__Stated exercise__
Extract each record and reproduce it exactly.

__Entries provided__
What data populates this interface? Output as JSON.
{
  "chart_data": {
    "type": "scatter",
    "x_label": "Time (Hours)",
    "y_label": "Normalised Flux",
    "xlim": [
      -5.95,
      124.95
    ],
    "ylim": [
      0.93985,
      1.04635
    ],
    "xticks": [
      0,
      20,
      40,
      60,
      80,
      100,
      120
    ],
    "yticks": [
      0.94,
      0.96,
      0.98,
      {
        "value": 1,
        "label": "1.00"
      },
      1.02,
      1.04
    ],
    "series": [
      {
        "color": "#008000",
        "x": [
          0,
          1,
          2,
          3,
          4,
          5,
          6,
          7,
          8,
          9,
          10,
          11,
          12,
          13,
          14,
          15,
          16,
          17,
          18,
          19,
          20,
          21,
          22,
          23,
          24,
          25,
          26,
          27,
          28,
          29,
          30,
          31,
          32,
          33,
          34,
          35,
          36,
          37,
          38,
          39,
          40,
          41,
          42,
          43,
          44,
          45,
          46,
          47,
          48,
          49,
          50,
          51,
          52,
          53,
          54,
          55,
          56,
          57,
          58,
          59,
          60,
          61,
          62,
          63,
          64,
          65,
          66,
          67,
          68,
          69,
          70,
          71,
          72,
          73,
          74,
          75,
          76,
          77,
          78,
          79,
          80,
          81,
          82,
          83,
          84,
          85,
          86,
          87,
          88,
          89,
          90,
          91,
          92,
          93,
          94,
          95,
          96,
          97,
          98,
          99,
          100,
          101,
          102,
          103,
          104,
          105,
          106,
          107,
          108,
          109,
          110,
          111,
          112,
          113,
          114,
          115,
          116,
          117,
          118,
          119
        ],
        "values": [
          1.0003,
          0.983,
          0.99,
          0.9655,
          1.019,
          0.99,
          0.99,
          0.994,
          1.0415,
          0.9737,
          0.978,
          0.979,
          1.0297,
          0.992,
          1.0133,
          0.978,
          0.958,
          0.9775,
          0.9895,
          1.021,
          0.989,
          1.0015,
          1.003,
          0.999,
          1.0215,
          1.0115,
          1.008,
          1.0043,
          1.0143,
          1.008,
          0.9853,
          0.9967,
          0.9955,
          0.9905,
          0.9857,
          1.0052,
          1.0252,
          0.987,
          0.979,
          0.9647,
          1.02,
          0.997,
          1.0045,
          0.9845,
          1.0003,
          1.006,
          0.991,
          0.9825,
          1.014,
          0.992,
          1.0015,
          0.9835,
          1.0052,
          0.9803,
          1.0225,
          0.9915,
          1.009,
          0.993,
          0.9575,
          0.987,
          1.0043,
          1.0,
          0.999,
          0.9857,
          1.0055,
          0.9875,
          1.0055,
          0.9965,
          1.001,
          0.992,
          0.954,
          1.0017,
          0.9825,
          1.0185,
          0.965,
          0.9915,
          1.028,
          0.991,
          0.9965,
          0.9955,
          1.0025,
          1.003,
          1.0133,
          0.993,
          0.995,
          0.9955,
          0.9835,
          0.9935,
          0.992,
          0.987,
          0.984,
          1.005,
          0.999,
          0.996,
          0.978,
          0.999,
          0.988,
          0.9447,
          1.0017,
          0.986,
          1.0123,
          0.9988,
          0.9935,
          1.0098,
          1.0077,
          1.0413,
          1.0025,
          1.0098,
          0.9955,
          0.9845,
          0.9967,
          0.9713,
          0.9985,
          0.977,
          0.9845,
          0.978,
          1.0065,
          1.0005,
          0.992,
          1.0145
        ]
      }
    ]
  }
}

__Complete output__
What data populates this interface? Output as JSON.
{
  "chart_data": {
    "type": "scatter",
    "x_label": "Time (Hours)",
    "y_label": "Normalised Flux",
    "xlim": [
      -5.95,
      124.95
    ],
    "ylim": [
      0.93985,
      1.04635
    ],
    "xticks": [
      0,
      20,
      40,
      60,
      80,
      100,
      120
    ],
    "yticks": [
      0.94,
      0.96,
      0.98,
      {
        "value": 1,
        "label": "1.00"
      },
      1.02,
      1.04
    ],
    "series": [
      {
        "color": "#008000",
        "x": [
          0,
          1,
          2,
          3,
          4,
          5,
          6,
          7,
          8,
          9,
          10,
          11,
          12,
          13,
          14,
          15,
          16,
          17,
          18,
          19,
          20,
          21,
          22,
          23,
          24,
          25,
          26,
          27,
          28,
          29,
          30,
          31,
          32,
          33,
          34,
          35,
          36,
          37,
          38,
          39,
          40,
          41,
          42,
          43,
          44,
          45,
          46,
          47,
          48,
          49,
          50,
          51,
          52,
          53,
          54,
          55,
          56,
          57,
          58,
          59,
          60,
          61,
          62,
          63,
          64,
          65,
          66,
          67,
          68,
          69,
          70,
          71,
          72,
          73,
          74,
          75,
          76,
          77,
          78,
          79,
          80,
          81,
          82,
          83,
          84,
          85,
          86,
          87,
          88,
          89,
          90,
          91,
          92,
          93,
          94,
          95,
          96,
          97,
          98,
          99,
          100,
          101,
          102,
          103,
          104,
          105,
          106,
          107,
          108,
          109,
          110,
          111,
          112,
          113,
          114,
          115,
          116,
          117,
          118,
          119
        ],
        "values": [
          1.0003,
          0.983,
          0.99,
          0.9655,
          1.019,
          0.99,
          0.99,
          0.994,
          1.0415,
          0.9737,
          0.978,
          0.979,
          1.0297,
          0.992,
          1.0133,
          0.978,
          0.958,
          0.9775,
          0.9895,
          1.021,
          0.989,
          1.0015,
          1.003,
          0.999,
          1.0215,
          1.0115,
          1.008,
          1.0043,
          1.0143,
          1.008,
          0.9853,
          0.9967,
          0.9955,
          0.9905,
          0.9857,
          1.0052,
          1.0252,
          0.987,
          0.979,
          0.9647,
          1.02,
          0.997,
          1.0045,
          0.9845,
          1.0003,
          1.006,
          0.991,
          0.9825,
          1.014,
          0.992,
          1.0015,
          0.9835,
          1.0052,
          0.9803,
          1.0225,
          0.9915,
          1.009,
          0.993,
          0.9575,
          0.987,
          1.0043,
          1.0,
          0.999,
          0.9857,
          1.0055,
          0.9875,
          1.0055,
          0.9965,
          1.001,
          0.992,
          0.954,
          1.0017,
          0.9825,
          1.0185,
          0.965,
          0.9915,
          1.028,
          0.991,
          0.9965,
          0.9955,
          1.0025,
          1.003,
          1.0133,
          0.993,
          0.995,
          0.9955,
          0.9835,
          0.9935,
          0.992,
          0.987,
          0.984,
          1.005,
          0.999,
          0.996,
          0.978,
          0.999,
          0.988,
          0.9447,
          1.0017,
          0.986,
          1.0123,
          0.9988,
          0.9935,
          1.0098,
          1.0077,
          1.0413,
          1.0025,
          1.0098,
          0.9955,
          0.9845,
          0.9967,
          0.9713,
          0.9985,
          0.977,
          0.9845,
          0.978,
          1.0065,
          1.0005,
          0.992,
          1.0145
        ]
      }
    ]
  }
}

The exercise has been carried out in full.